Task prompt ▸ Copy out every line of the material below, character for character, apart from the pictures.

Dataset records ▸
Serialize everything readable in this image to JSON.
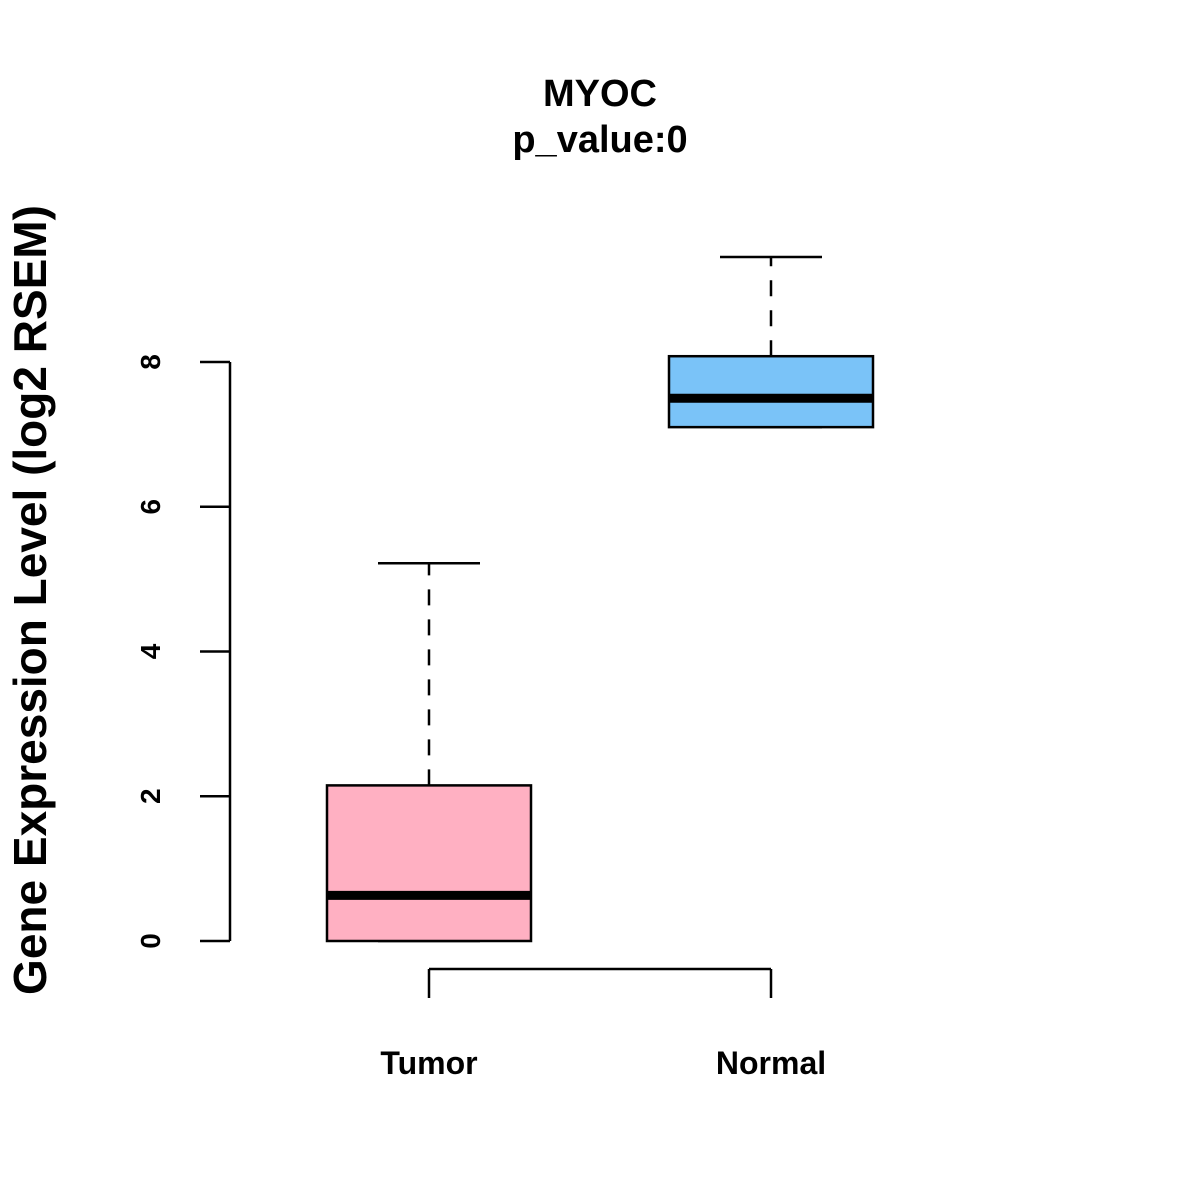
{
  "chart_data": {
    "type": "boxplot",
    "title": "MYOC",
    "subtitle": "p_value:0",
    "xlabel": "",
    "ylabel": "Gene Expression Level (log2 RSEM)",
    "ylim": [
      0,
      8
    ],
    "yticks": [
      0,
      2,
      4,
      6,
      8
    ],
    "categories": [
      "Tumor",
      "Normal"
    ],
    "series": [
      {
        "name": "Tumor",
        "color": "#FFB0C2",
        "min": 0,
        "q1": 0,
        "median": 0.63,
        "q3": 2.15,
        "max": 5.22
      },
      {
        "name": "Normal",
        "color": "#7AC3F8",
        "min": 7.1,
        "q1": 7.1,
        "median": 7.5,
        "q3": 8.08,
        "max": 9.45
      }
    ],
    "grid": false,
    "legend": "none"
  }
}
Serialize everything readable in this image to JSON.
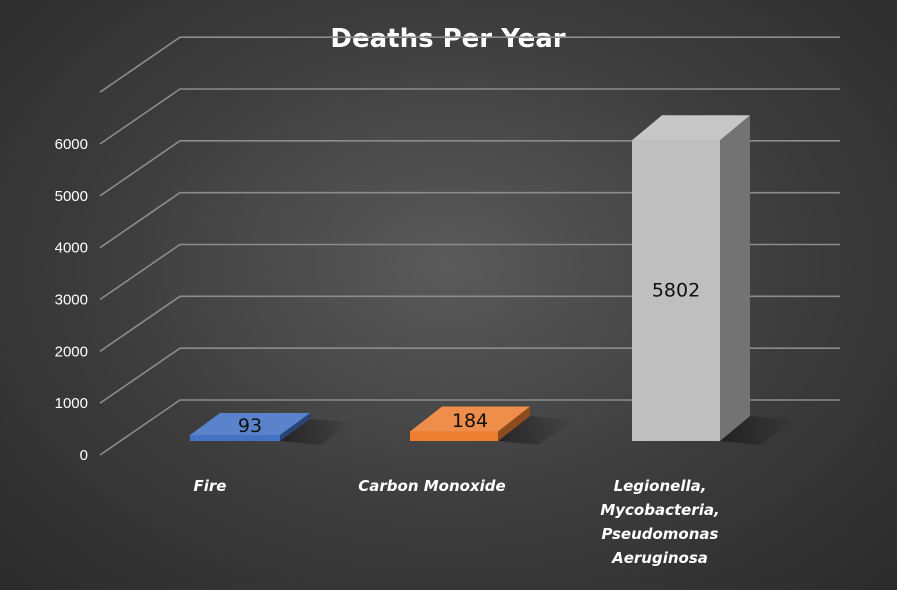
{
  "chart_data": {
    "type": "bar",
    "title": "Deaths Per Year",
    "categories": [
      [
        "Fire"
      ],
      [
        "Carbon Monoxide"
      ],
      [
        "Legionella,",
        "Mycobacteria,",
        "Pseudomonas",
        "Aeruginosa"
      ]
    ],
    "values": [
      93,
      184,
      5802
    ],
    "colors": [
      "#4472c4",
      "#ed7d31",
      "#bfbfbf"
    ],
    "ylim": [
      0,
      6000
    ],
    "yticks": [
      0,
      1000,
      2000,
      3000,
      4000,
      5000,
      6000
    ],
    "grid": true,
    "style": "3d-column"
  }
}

Response ▸
Serialize everything readable in this image to JSON.
{
  "chart_data": {
    "type": "boxplot",
    "title": "MYOC",
    "subtitle": "p_value:0",
    "xlabel": "",
    "ylabel": "Gene Expression Level (log2 RSEM)",
    "ylim": [
      0,
      8
    ],
    "yticks": [
      0,
      2,
      4,
      6,
      8
    ],
    "categories": [
      "Tumor",
      "Normal"
    ],
    "series": [
      {
        "name": "Tumor",
        "color": "#FFB0C2",
        "min": 0,
        "q1": 0,
        "median": 0.63,
        "q3": 2.15,
        "max": 5.22
      },
      {
        "name": "Normal",
        "color": "#7AC3F8",
        "min": 7.1,
        "q1": 7.1,
        "median": 7.5,
        "q3": 8.08,
        "max": 9.45
      }
    ],
    "grid": false,
    "legend": "none"
  }
}
Serialize everything readable in this image to JSON.
{
  "chart_data": {
    "type": "bar",
    "title": "Deaths Per Year",
    "categories": [
      [
        "Fire"
      ],
      [
        "Carbon Monoxide"
      ],
      [
        "Legionella,",
        "Mycobacteria,",
        "Pseudomonas",
        "Aeruginosa"
      ]
    ],
    "values": [
      93,
      184,
      5802
    ],
    "colors": [
      "#4472c4",
      "#ed7d31",
      "#bfbfbf"
    ],
    "ylim": [
      0,
      6000
    ],
    "yticks": [
      0,
      1000,
      2000,
      3000,
      4000,
      5000,
      6000
    ],
    "grid": true,
    "style": "3d-column"
  }
}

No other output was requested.